■ **GIVEN REQUEST**: Restate the entries word for word, omitting nothing.

■ **DATASET RECORDS**:
⟨
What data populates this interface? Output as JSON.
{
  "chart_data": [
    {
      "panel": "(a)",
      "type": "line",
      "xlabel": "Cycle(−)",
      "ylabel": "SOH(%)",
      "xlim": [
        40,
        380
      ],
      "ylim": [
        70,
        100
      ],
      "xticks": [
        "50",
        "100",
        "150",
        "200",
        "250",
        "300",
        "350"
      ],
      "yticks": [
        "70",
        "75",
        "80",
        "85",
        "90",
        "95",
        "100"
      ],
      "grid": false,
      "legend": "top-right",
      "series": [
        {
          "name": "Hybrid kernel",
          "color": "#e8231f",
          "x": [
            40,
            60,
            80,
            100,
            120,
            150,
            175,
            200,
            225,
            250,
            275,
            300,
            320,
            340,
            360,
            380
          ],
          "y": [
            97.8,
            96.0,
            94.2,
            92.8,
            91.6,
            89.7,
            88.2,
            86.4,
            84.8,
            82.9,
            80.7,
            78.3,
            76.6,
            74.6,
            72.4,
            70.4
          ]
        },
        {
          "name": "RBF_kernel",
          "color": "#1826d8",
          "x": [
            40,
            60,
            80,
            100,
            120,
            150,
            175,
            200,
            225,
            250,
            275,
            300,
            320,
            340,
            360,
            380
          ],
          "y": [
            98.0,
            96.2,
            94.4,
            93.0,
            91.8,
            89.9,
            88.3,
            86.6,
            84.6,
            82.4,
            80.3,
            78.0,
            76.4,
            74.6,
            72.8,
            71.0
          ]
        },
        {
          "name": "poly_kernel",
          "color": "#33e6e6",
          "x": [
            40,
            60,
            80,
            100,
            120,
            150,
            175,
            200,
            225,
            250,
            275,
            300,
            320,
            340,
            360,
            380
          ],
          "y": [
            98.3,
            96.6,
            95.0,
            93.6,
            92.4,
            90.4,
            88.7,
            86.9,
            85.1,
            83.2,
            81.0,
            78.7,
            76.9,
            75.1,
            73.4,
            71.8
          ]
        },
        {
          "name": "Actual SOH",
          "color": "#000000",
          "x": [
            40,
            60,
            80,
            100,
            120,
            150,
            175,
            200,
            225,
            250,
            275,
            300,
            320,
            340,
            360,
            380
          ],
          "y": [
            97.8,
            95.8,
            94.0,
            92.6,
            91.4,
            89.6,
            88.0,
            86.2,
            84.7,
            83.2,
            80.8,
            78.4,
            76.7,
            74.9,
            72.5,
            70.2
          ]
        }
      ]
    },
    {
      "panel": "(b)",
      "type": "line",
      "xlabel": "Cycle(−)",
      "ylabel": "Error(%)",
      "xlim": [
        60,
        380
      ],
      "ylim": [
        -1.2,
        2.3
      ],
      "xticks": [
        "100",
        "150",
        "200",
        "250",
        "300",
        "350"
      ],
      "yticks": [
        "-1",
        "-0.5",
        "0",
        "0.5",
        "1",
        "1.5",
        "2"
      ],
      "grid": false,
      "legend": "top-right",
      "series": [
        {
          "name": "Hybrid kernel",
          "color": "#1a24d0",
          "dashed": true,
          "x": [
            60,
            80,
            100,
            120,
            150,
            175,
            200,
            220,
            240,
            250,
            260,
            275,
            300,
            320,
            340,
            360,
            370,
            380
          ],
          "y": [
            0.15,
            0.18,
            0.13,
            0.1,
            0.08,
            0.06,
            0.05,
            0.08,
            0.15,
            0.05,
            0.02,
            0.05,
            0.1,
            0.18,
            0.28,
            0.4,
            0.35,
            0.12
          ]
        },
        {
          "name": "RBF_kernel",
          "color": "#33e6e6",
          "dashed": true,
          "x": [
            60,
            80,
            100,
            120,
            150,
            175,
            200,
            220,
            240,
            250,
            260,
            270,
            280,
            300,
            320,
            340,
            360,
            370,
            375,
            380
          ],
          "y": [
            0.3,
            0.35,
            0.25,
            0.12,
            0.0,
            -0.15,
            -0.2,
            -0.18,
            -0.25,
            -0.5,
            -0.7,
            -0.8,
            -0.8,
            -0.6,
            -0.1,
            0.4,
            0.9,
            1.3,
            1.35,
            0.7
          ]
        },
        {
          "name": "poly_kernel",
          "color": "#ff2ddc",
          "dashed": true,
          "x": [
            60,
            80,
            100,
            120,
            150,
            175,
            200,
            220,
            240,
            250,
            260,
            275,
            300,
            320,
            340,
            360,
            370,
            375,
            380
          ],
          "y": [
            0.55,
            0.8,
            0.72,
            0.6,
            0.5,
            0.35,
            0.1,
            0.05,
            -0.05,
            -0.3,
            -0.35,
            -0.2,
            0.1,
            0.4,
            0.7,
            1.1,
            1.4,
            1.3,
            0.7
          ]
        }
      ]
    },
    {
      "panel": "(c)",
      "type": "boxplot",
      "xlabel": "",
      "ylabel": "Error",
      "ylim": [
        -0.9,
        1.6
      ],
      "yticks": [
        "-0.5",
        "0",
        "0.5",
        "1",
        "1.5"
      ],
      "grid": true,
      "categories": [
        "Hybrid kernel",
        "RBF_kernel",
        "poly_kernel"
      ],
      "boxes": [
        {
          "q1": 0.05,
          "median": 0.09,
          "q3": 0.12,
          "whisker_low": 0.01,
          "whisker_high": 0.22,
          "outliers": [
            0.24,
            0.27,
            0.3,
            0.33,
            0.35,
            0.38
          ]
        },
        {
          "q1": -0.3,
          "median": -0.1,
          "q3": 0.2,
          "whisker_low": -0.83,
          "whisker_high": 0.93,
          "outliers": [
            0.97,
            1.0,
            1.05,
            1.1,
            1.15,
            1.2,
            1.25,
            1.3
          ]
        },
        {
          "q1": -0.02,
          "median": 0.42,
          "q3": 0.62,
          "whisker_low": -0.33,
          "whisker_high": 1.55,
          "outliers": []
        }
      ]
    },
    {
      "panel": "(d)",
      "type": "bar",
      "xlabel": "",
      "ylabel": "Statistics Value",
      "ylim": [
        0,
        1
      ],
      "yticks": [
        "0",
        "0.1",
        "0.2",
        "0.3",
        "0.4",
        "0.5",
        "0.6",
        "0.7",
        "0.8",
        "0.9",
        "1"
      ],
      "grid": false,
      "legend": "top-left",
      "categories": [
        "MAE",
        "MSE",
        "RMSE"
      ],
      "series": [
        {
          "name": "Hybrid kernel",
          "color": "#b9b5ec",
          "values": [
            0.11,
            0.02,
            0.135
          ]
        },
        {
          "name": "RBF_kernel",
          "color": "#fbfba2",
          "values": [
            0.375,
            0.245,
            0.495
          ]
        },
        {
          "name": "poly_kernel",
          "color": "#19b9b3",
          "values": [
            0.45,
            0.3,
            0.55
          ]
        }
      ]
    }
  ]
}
⟩
■ **SOLUTION FOR THIS PROBLEM**:
What data populates this interface? Output as JSON.
{
  "chart_data": [
    {
      "panel": "(a)",
      "type": "line",
      "xlabel": "Cycle(−)",
      "ylabel": "SOH(%)",
      "xlim": [
        40,
        380
      ],
      "ylim": [
        70,
        100
      ],
      "xticks": [
        "50",
        "100",
        "150",
        "200",
        "250",
        "300",
        "350"
      ],
      "yticks": [
        "70",
        "75",
        "80",
        "85",
        "90",
        "95",
        "100"
      ],
      "grid": false,
      "legend": "top-right",
      "series": [
        {
          "name": "Hybrid kernel",
          "color": "#e8231f",
          "x": [
            40,
            60,
            80,
            100,
            120,
            150,
            175,
            200,
            225,
            250,
            275,
            300,
            320,
            340,
            360,
            380
          ],
          "y": [
            97.8,
            96.0,
            94.2,
            92.8,
            91.6,
            89.7,
            88.2,
            86.4,
            84.8,
            82.9,
            80.7,
            78.3,
            76.6,
            74.6,
            72.4,
            70.4
          ]
        },
        {
          "name": "RBF_kernel",
          "color": "#1826d8",
          "x": [
            40,
            60,
            80,
            100,
            120,
            150,
            175,
            200,
            225,
            250,
            275,
            300,
            320,
            340,
            360,
            380
          ],
          "y": [
            98.0,
            96.2,
            94.4,
            93.0,
            91.8,
            89.9,
            88.3,
            86.6,
            84.6,
            82.4,
            80.3,
            78.0,
            76.4,
            74.6,
            72.8,
            71.0
          ]
        },
        {
          "name": "poly_kernel",
          "color": "#33e6e6",
          "x": [
            40,
            60,
            80,
            100,
            120,
            150,
            175,
            200,
            225,
            250,
            275,
            300,
            320,
            340,
            360,
            380
          ],
          "y": [
            98.3,
            96.6,
            95.0,
            93.6,
            92.4,
            90.4,
            88.7,
            86.9,
            85.1,
            83.2,
            81.0,
            78.7,
            76.9,
            75.1,
            73.4,
            71.8
          ]
        },
        {
          "name": "Actual SOH",
          "color": "#000000",
          "x": [
            40,
            60,
            80,
            100,
            120,
            150,
            175,
            200,
            225,
            250,
            275,
            300,
            320,
            340,
            360,
            380
          ],
          "y": [
            97.8,
            95.8,
            94.0,
            92.6,
            91.4,
            89.6,
            88.0,
            86.2,
            84.7,
            83.2,
            80.8,
            78.4,
            76.7,
            74.9,
            72.5,
            70.2
          ]
        }
      ]
    },
    {
      "panel": "(b)",
      "type": "line",
      "xlabel": "Cycle(−)",
      "ylabel": "Error(%)",
      "xlim": [
        60,
        380
      ],
      "ylim": [
        -1.2,
        2.3
      ],
      "xticks": [
        "100",
        "150",
        "200",
        "250",
        "300",
        "350"
      ],
      "yticks": [
        "-1",
        "-0.5",
        "0",
        "0.5",
        "1",
        "1.5",
        "2"
      ],
      "grid": false,
      "legend": "top-right",
      "series": [
        {
          "name": "Hybrid kernel",
          "color": "#1a24d0",
          "dashed": true,
          "x": [
            60,
            80,
            100,
            120,
            150,
            175,
            200,
            220,
            240,
            250,
            260,
            275,
            300,
            320,
            340,
            360,
            370,
            380
          ],
          "y": [
            0.15,
            0.18,
            0.13,
            0.1,
            0.08,
            0.06,
            0.05,
            0.08,
            0.15,
            0.05,
            0.02,
            0.05,
            0.1,
            0.18,
            0.28,
            0.4,
            0.35,
            0.12
          ]
        },
        {
          "name": "RBF_kernel",
          "color": "#33e6e6",
          "dashed": true,
          "x": [
            60,
            80,
            100,
            120,
            150,
            175,
            200,
            220,
            240,
            250,
            260,
            270,
            280,
            300,
            320,
            340,
            360,
            370,
            375,
            380
          ],
          "y": [
            0.3,
            0.35,
            0.25,
            0.12,
            0.0,
            -0.15,
            -0.2,
            -0.18,
            -0.25,
            -0.5,
            -0.7,
            -0.8,
            -0.8,
            -0.6,
            -0.1,
            0.4,
            0.9,
            1.3,
            1.35,
            0.7
          ]
        },
        {
          "name": "poly_kernel",
          "color": "#ff2ddc",
          "dashed": true,
          "x": [
            60,
            80,
            100,
            120,
            150,
            175,
            200,
            220,
            240,
            250,
            260,
            275,
            300,
            320,
            340,
            360,
            370,
            375,
            380
          ],
          "y": [
            0.55,
            0.8,
            0.72,
            0.6,
            0.5,
            0.35,
            0.1,
            0.05,
            -0.05,
            -0.3,
            -0.35,
            -0.2,
            0.1,
            0.4,
            0.7,
            1.1,
            1.4,
            1.3,
            0.7
          ]
        }
      ]
    },
    {
      "panel": "(c)",
      "type": "boxplot",
      "xlabel": "",
      "ylabel": "Error",
      "ylim": [
        -0.9,
        1.6
      ],
      "yticks": [
        "-0.5",
        "0",
        "0.5",
        "1",
        "1.5"
      ],
      "grid": true,
      "categories": [
        "Hybrid kernel",
        "RBF_kernel",
        "poly_kernel"
      ],
      "boxes": [
        {
          "q1": 0.05,
          "median": 0.09,
          "q3": 0.12,
          "whisker_low": 0.01,
          "whisker_high": 0.22,
          "outliers": [
            0.24,
            0.27,
            0.3,
            0.33,
            0.35,
            0.38
          ]
        },
        {
          "q1": -0.3,
          "median": -0.1,
          "q3": 0.2,
          "whisker_low": -0.83,
          "whisker_high": 0.93,
          "outliers": [
            0.97,
            1.0,
            1.05,
            1.1,
            1.15,
            1.2,
            1.25,
            1.3
          ]
        },
        {
          "q1": -0.02,
          "median": 0.42,
          "q3": 0.62,
          "whisker_low": -0.33,
          "whisker_high": 1.55,
          "outliers": []
        }
      ]
    },
    {
      "panel": "(d)",
      "type": "bar",
      "xlabel": "",
      "ylabel": "Statistics Value",
      "ylim": [
        0,
        1
      ],
      "yticks": [
        "0",
        "0.1",
        "0.2",
        "0.3",
        "0.4",
        "0.5",
        "0.6",
        "0.7",
        "0.8",
        "0.9",
        "1"
      ],
      "grid": false,
      "legend": "top-left",
      "categories": [
        "MAE",
        "MSE",
        "RMSE"
      ],
      "series": [
        {
          "name": "Hybrid kernel",
          "color": "#b9b5ec",
          "values": [
            0.11,
            0.02,
            0.135
          ]
        },
        {
          "name": "RBF_kernel",
          "color": "#fbfba2",
          "values": [
            0.375,
            0.245,
            0.495
          ]
        },
        {
          "name": "poly_kernel",
          "color": "#19b9b3",
          "values": [
            0.45,
            0.3,
            0.55
          ]
        }
      ]
    }
  ]
}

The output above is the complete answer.